> _WRITTEN PROBLEM_
Without the images, write out all of the following entries exactly.

▬▬▬▬▬▬

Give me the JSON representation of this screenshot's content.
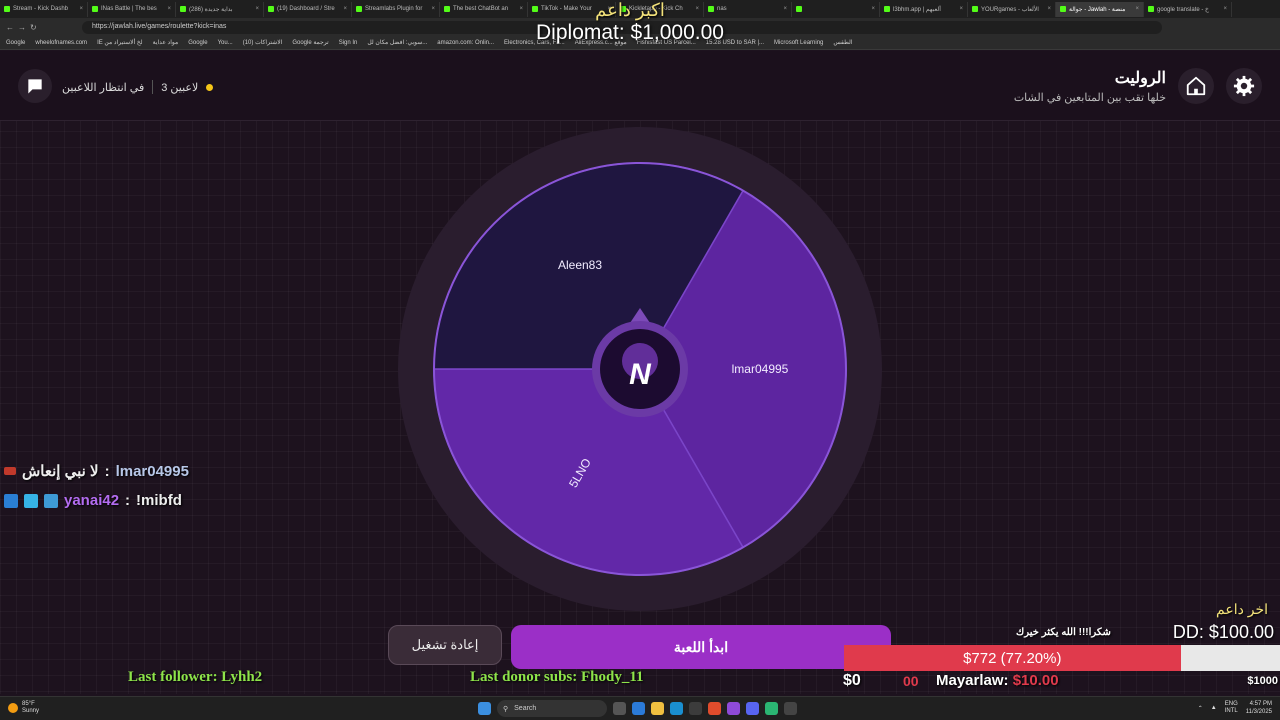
{
  "browser": {
    "tabs": [
      {
        "label": "Stream - Kick Dashb"
      },
      {
        "label": "INas Battle | The bes"
      },
      {
        "label": "(286) بداية جديدة"
      },
      {
        "label": "(19) Dashboard / Stre"
      },
      {
        "label": "Streamlabs Plugin for"
      },
      {
        "label": "The best ChatBot an"
      },
      {
        "label": "TikTok - Make Your"
      },
      {
        "label": "Kickletapp - Kick Ch"
      },
      {
        "label": "nas"
      },
      {
        "label": ""
      },
      {
        "label": "l3bhm.app | ألعبهم"
      },
      {
        "label": "YOURgames - الألعاب"
      },
      {
        "label": "جوالة - Jawlah - منصة"
      },
      {
        "label": "google translate - خ"
      }
    ],
    "url": "https://jawlah.live/games/roulette?kick=inas",
    "bookmarks": [
      "Google",
      "wheelofnames.com",
      "IE لخ ألاستيراد من",
      "مواد عداية",
      "Google",
      "You...",
      "(10) الاشتراكات",
      "Google ترجمة",
      "Sign In",
      "سوبي: افضل مكان لل...",
      "amazon.com: Onlin...",
      "Electronics, Cars, Fa...",
      "AliExpress.c... موقع",
      "Fishisfast US Parcel...",
      "15.28 USD to SAR |...",
      "Microsoft Learning",
      "الطقس"
    ]
  },
  "header": {
    "title": "الروليت",
    "subtitle": "خلها تقب بين المتابعين في الشات",
    "players_count": "3 لاعبين",
    "waiting": "في انتظار اللاعبين"
  },
  "wheel": {
    "segments": [
      {
        "label": "lmar04995",
        "color": "#5d25a0"
      },
      {
        "label": "5LNO",
        "color": "#6228a8"
      },
      {
        "label": "Aleen83",
        "color": "#1f1640"
      }
    ],
    "center_logo": "N"
  },
  "buttons": {
    "start": "ابدأ اللعبة",
    "restart": "إعادة تشغيل"
  },
  "overlay": {
    "top_donor_label": "اكبر داعم",
    "top_donor_value": "Diplomat: $1,000.00",
    "chat": [
      {
        "user": "lmar04995",
        "sep": ":",
        "message": "لا نبي إنعاش",
        "color": "#b7c7e8"
      },
      {
        "user": "yanai42",
        "sep": ":",
        "message": "!mibfd",
        "color": "#b36cf0"
      }
    ],
    "last_follower": "Last follower: Lyhh2",
    "last_sub": "Last donor subs: Fhody_11",
    "last_donor_label": "اخر داعم",
    "last_donor_value": "DD: $100.00",
    "thanks": "شكرا!!! الله يكثر خيرك",
    "goal_text": "$772 (77.20%)",
    "goal_fraction": 0.772,
    "goal_min": "$0",
    "goal_zero": "00",
    "goal_max": "$1000",
    "latest_donation_name": "Mayarlaw:",
    "latest_donation_amount": "$10.00"
  },
  "taskbar": {
    "weather_temp": "85°F",
    "weather_desc": "Sunny",
    "search": "Search",
    "lang": "ENG",
    "lang2": "INTL",
    "time": "4:57 PM",
    "date": "11/3/2025"
  },
  "colors": {
    "accent": "#9b2fc7",
    "background": "#1d121e",
    "goal_red": "#e03a4c",
    "highlight_green": "#8ee44a"
  }
}
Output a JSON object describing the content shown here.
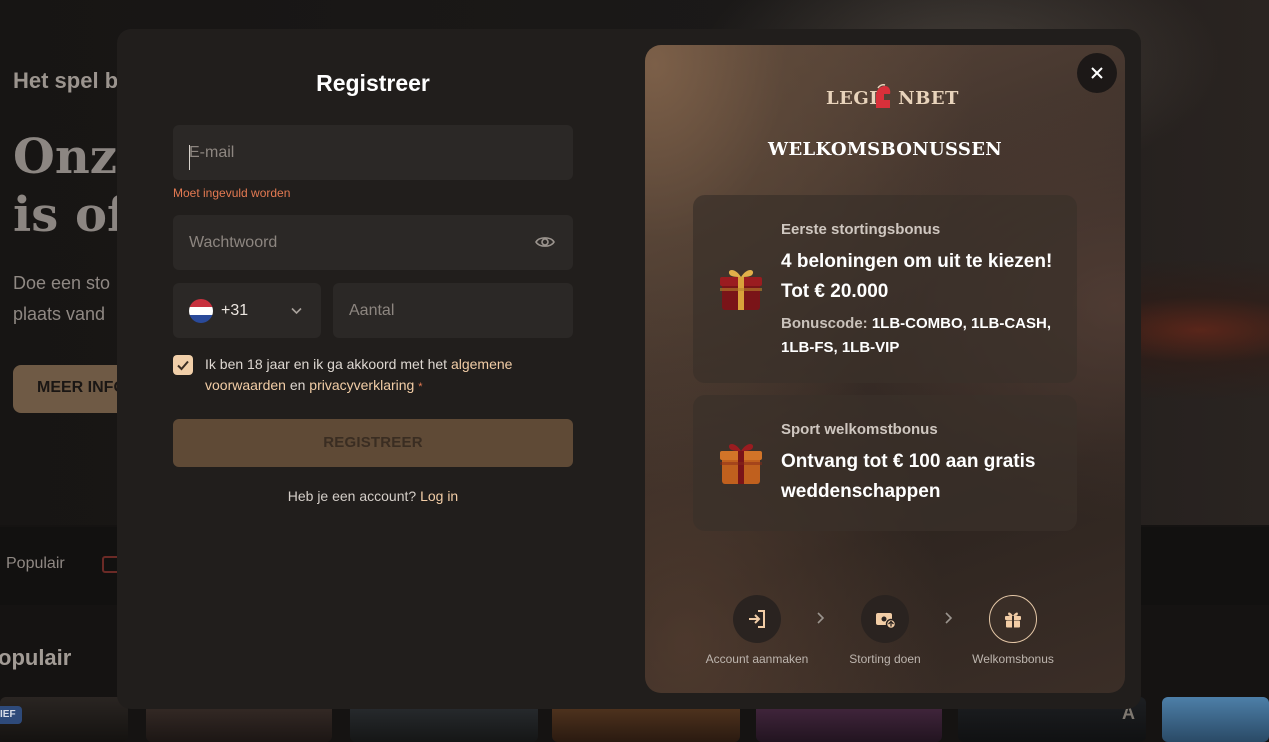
{
  "background": {
    "hero_subtitle": "Het spel b",
    "hero_title_line1": "Onze",
    "hero_title_line2": "is off",
    "hero_text_line1": "Doe een sto",
    "hero_text_line2": "plaats vand",
    "more_button": "MEER INFO",
    "nav_item": "Populair",
    "section_title": "opulair",
    "badge": "IEF",
    "tile_letter": "A"
  },
  "form": {
    "title": "Registreer",
    "email_placeholder": "E-mail",
    "email_error": "Moet ingevuld worden",
    "password_placeholder": "Wachtwoord",
    "phone_prefix": "+31",
    "phone_placeholder": "Aantal",
    "terms_prefix": "Ik ben 18 jaar en ik ga akkoord met het ",
    "terms_link1": "algemene voorwaarden",
    "terms_and": " en ",
    "terms_link2": "privacyverklaring",
    "terms_required": "*",
    "submit_label": "REGISTREER",
    "login_prompt": "Heb je een account? ",
    "login_link": "Log in"
  },
  "bonus": {
    "logo_left": "LEGI",
    "logo_right": "NBET",
    "title": "WELKOMSBONUSSEN",
    "cards": [
      {
        "kicker": "Eerste stortingsbonus",
        "heading_line1": "4 beloningen om uit te kiezen!",
        "heading_line2": "Tot € 20.000",
        "code_label": "Bonuscode: ",
        "code_value": "1LB-COMBO, 1LB-CASH, 1LB-FS, 1LB-VIP"
      },
      {
        "kicker": "Sport welkomstbonus",
        "heading_line1": "Ontvang tot € 100 aan gratis",
        "heading_line2": "weddenschappen"
      }
    ],
    "steps": [
      {
        "label": "Account aanmaken",
        "icon": "login-icon"
      },
      {
        "label": "Storting doen",
        "icon": "deposit-icon"
      },
      {
        "label": "Welkomsbonus",
        "icon": "gift-icon"
      }
    ]
  },
  "colors": {
    "accent": "#f2cda6",
    "error": "#e47a52",
    "logo_red": "#d8303a",
    "modal_bg": "#211e1c",
    "field_bg": "#2b2826"
  }
}
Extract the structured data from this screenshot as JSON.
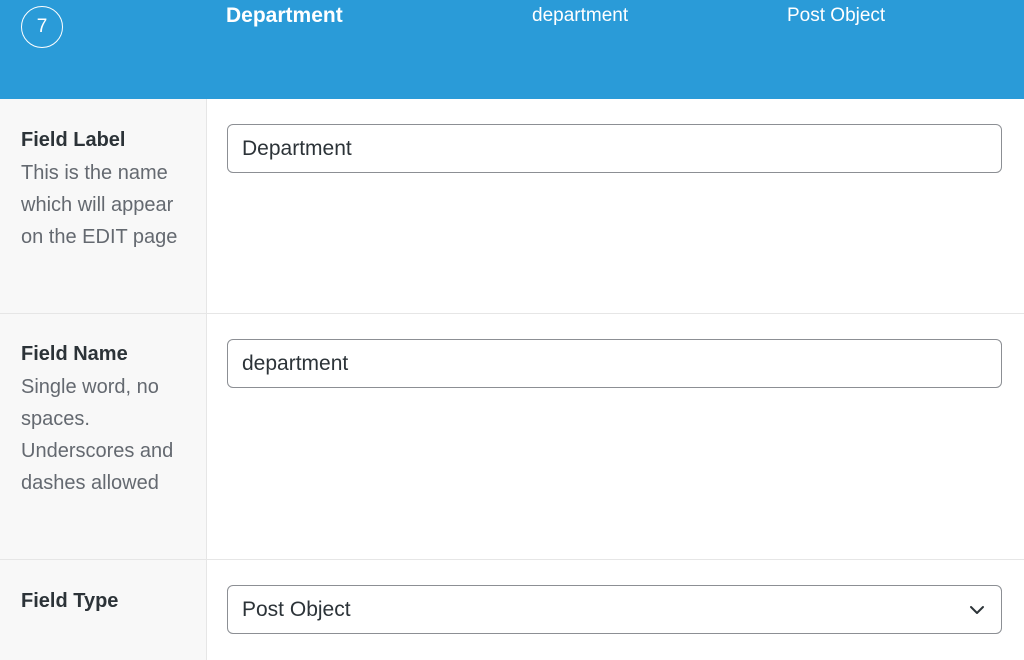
{
  "header": {
    "order": "7",
    "label": "Department",
    "name": "department",
    "type": "Post Object"
  },
  "rows": {
    "field_label": {
      "title": "Field Label",
      "description": "This is the name which will appear on the EDIT page",
      "value": "Department"
    },
    "field_name": {
      "title": "Field Name",
      "description": "Single word, no spaces. Underscores and dashes allowed",
      "value": "department"
    },
    "field_type": {
      "title": "Field Type",
      "value": "Post Object"
    }
  }
}
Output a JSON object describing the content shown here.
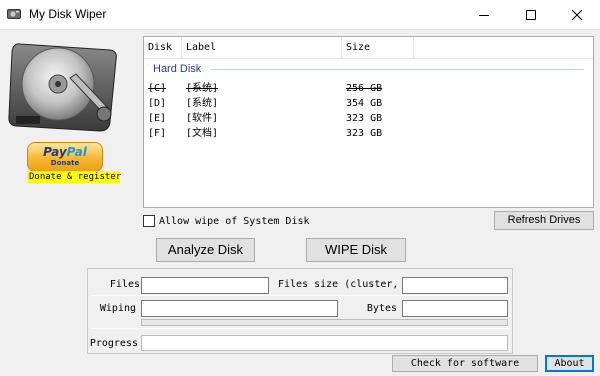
{
  "window": {
    "title": "My Disk Wiper",
    "controls": {
      "minimize": "minimize-icon",
      "maximize": "maximize-icon",
      "close": "close-icon"
    }
  },
  "donate": {
    "paypal_brand_left": "Pay",
    "paypal_brand_right": "Pal",
    "paypal_sub": "Donate",
    "label": "Donate & register"
  },
  "drive_list": {
    "columns": [
      "Disk",
      "Label",
      "Size"
    ],
    "group": "Hard Disk",
    "rows": [
      {
        "disk": "[C]",
        "label": "[系统]",
        "size": "256 GB"
      },
      {
        "disk": "[D]",
        "label": "[系统]",
        "size": "354 GB"
      },
      {
        "disk": "[E]",
        "label": "[软件]",
        "size": "323 GB"
      },
      {
        "disk": "[F]",
        "label": "[文档]",
        "size": "323 GB"
      }
    ]
  },
  "options": {
    "allow_system_wipe": {
      "label": "Allow wipe of System Disk",
      "checked": false
    }
  },
  "buttons": {
    "refresh": "Refresh Drives",
    "analyze": "Analyze Disk",
    "wipe": "WIPE Disk",
    "check_software": "Check for software",
    "about": "About"
  },
  "status": {
    "files_label": "Files",
    "files_value": "",
    "files_size_label": "Files size (cluster,",
    "files_size_value": "",
    "wiping_label": "Wiping",
    "wiping_value": "",
    "bytes_label": "Bytes",
    "bytes_value": "",
    "progress_label": "Progress",
    "progress_value": ""
  },
  "colors": {
    "group_label": "#1e3f99",
    "donate_highlight": "#ffff00",
    "default_button_border": "#0078d7"
  }
}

▬▬▬▬▬▬

> _SOLVED EXERCISE_
Give me the JSON representation of this screenshot's content.
{
  "browser": {
    "tabs": [
      {
        "label": "Stream - Kick Dashb"
      },
      {
        "label": "INas Battle | The bes"
      },
      {
        "label": "(286) بداية جديدة"
      },
      {
        "label": "(19) Dashboard / Stre"
      },
      {
        "label": "Streamlabs Plugin for"
      },
      {
        "label": "The best ChatBot an"
      },
      {
        "label": "TikTok - Make Your"
      },
      {
        "label": "Kickletapp - Kick Ch"
      },
      {
        "label": "nas"
      },
      {
        "label": ""
      },
      {
        "label": "l3bhm.app | ألعبهم"
      },
      {
        "label": "YOURgames - الألعاب"
      },
      {
        "label": "جوالة - Jawlah - منصة"
      },
      {
        "label": "google translate - خ"
      }
    ],
    "url": "https://jawlah.live/games/roulette?kick=inas",
    "bookmarks": [
      "Google",
      "wheelofnames.com",
      "IE لخ ألاستيراد من",
      "مواد عداية",
      "Google",
      "You...",
      "(10) الاشتراكات",
      "Google ترجمة",
      "Sign In",
      "سوبي: افضل مكان لل...",
      "amazon.com: Onlin...",
      "Electronics, Cars, Fa...",
      "AliExpress.c... موقع",
      "Fishisfast US Parcel...",
      "15.28 USD to SAR |...",
      "Microsoft Learning",
      "الطقس"
    ]
  },
  "header": {
    "title": "الروليت",
    "subtitle": "خلها تقب بين المتابعين في الشات",
    "players_count": "3 لاعبين",
    "waiting": "في انتظار اللاعبين"
  },
  "wheel": {
    "segments": [
      {
        "label": "lmar04995",
        "color": "#5d25a0"
      },
      {
        "label": "5LNO",
        "color": "#6228a8"
      },
      {
        "label": "Aleen83",
        "color": "#1f1640"
      }
    ],
    "center_logo": "N"
  },
  "buttons": {
    "start": "ابدأ اللعبة",
    "restart": "إعادة تشغيل"
  },
  "overlay": {
    "top_donor_label": "اكبر داعم",
    "top_donor_value": "Diplomat: $1,000.00",
    "chat": [
      {
        "user": "lmar04995",
        "sep": ":",
        "message": "لا نبي إنعاش",
        "color": "#b7c7e8"
      },
      {
        "user": "yanai42",
        "sep": ":",
        "message": "!mibfd",
        "color": "#b36cf0"
      }
    ],
    "last_follower": "Last follower: Lyhh2",
    "last_sub": "Last donor subs: Fhody_11",
    "last_donor_label": "اخر داعم",
    "last_donor_value": "DD: $100.00",
    "thanks": "شكرا!!! الله يكثر خيرك",
    "goal_text": "$772 (77.20%)",
    "goal_fraction": 0.772,
    "goal_min": "$0",
    "goal_zero": "00",
    "goal_max": "$1000",
    "latest_donation_name": "Mayarlaw:",
    "latest_donation_amount": "$10.00"
  },
  "taskbar": {
    "weather_temp": "85°F",
    "weather_desc": "Sunny",
    "search": "Search",
    "lang": "ENG",
    "lang2": "INTL",
    "time": "4:57 PM",
    "date": "11/3/2025"
  },
  "colors": {
    "accent": "#9b2fc7",
    "background": "#1d121e",
    "goal_red": "#e03a4c",
    "highlight_green": "#8ee44a"
  }
}
Output a JSON object describing the content shown here.
{
  "background": {
    "hero_subtitle": "Het spel b",
    "hero_title_line1": "Onze",
    "hero_title_line2": "is off",
    "hero_text_line1": "Doe een sto",
    "hero_text_line2": "plaats vand",
    "more_button": "MEER INFO",
    "nav_item": "Populair",
    "section_title": "opulair",
    "badge": "IEF",
    "tile_letter": "A"
  },
  "form": {
    "title": "Registreer",
    "email_placeholder": "E-mail",
    "email_error": "Moet ingevuld worden",
    "password_placeholder": "Wachtwoord",
    "phone_prefix": "+31",
    "phone_placeholder": "Aantal",
    "terms_prefix": "Ik ben 18 jaar en ik ga akkoord met het ",
    "terms_link1": "algemene voorwaarden",
    "terms_and": " en ",
    "terms_link2": "privacyverklaring",
    "terms_required": "*",
    "submit_label": "REGISTREER",
    "login_prompt": "Heb je een account? ",
    "login_link": "Log in"
  },
  "bonus": {
    "logo_left": "LEGI",
    "logo_right": "NBET",
    "title": "WELKOMSBONUSSEN",
    "cards": [
      {
        "kicker": "Eerste stortingsbonus",
        "heading_line1": "4 beloningen om uit te kiezen!",
        "heading_line2": "Tot € 20.000",
        "code_label": "Bonuscode: ",
        "code_value": "1LB-COMBO, 1LB-CASH, 1LB-FS, 1LB-VIP"
      },
      {
        "kicker": "Sport welkomstbonus",
        "heading_line1": "Ontvang tot € 100 aan gratis",
        "heading_line2": "weddenschappen"
      }
    ],
    "steps": [
      {
        "label": "Account aanmaken",
        "icon": "login-icon"
      },
      {
        "label": "Storting doen",
        "icon": "deposit-icon"
      },
      {
        "label": "Welkomsbonus",
        "icon": "gift-icon"
      }
    ]
  },
  "colors": {
    "accent": "#f2cda6",
    "error": "#e47a52",
    "logo_red": "#d8303a",
    "modal_bg": "#211e1c",
    "field_bg": "#2b2826"
  }
}
Extract the structured data from this screenshot as JSON.
{
  "header": {
    "order": "7",
    "label": "Department",
    "name": "department",
    "type": "Post Object"
  },
  "rows": {
    "field_label": {
      "title": "Field Label",
      "description": "This is the name which will appear on the EDIT page",
      "value": "Department"
    },
    "field_name": {
      "title": "Field Name",
      "description": "Single word, no spaces. Underscores and dashes allowed",
      "value": "department"
    },
    "field_type": {
      "title": "Field Type",
      "value": "Post Object"
    }
  }
}
Output a JSON object describing the content shown here.
{
  "window": {
    "title": "My Disk Wiper",
    "controls": {
      "minimize": "minimize-icon",
      "maximize": "maximize-icon",
      "close": "close-icon"
    }
  },
  "donate": {
    "paypal_brand_left": "Pay",
    "paypal_brand_right": "Pal",
    "paypal_sub": "Donate",
    "label": "Donate & register"
  },
  "drive_list": {
    "columns": [
      "Disk",
      "Label",
      "Size"
    ],
    "group": "Hard Disk",
    "rows": [
      {
        "disk": "[C]",
        "label": "[系统]",
        "size": "256 GB"
      },
      {
        "disk": "[D]",
        "label": "[系统]",
        "size": "354 GB"
      },
      {
        "disk": "[E]",
        "label": "[软件]",
        "size": "323 GB"
      },
      {
        "disk": "[F]",
        "label": "[文档]",
        "size": "323 GB"
      }
    ]
  },
  "options": {
    "allow_system_wipe": {
      "label": "Allow wipe of System Disk",
      "checked": false
    }
  },
  "buttons": {
    "refresh": "Refresh Drives",
    "analyze": "Analyze Disk",
    "wipe": "WIPE Disk",
    "check_software": "Check for software",
    "about": "About"
  },
  "status": {
    "files_label": "Files",
    "files_value": "",
    "files_size_label": "Files size (cluster,",
    "files_size_value": "",
    "wiping_label": "Wiping",
    "wiping_value": "",
    "bytes_label": "Bytes",
    "bytes_value": "",
    "progress_label": "Progress",
    "progress_value": ""
  },
  "colors": {
    "group_label": "#1e3f99",
    "donate_highlight": "#ffff00",
    "default_button_border": "#0078d7"
  }
}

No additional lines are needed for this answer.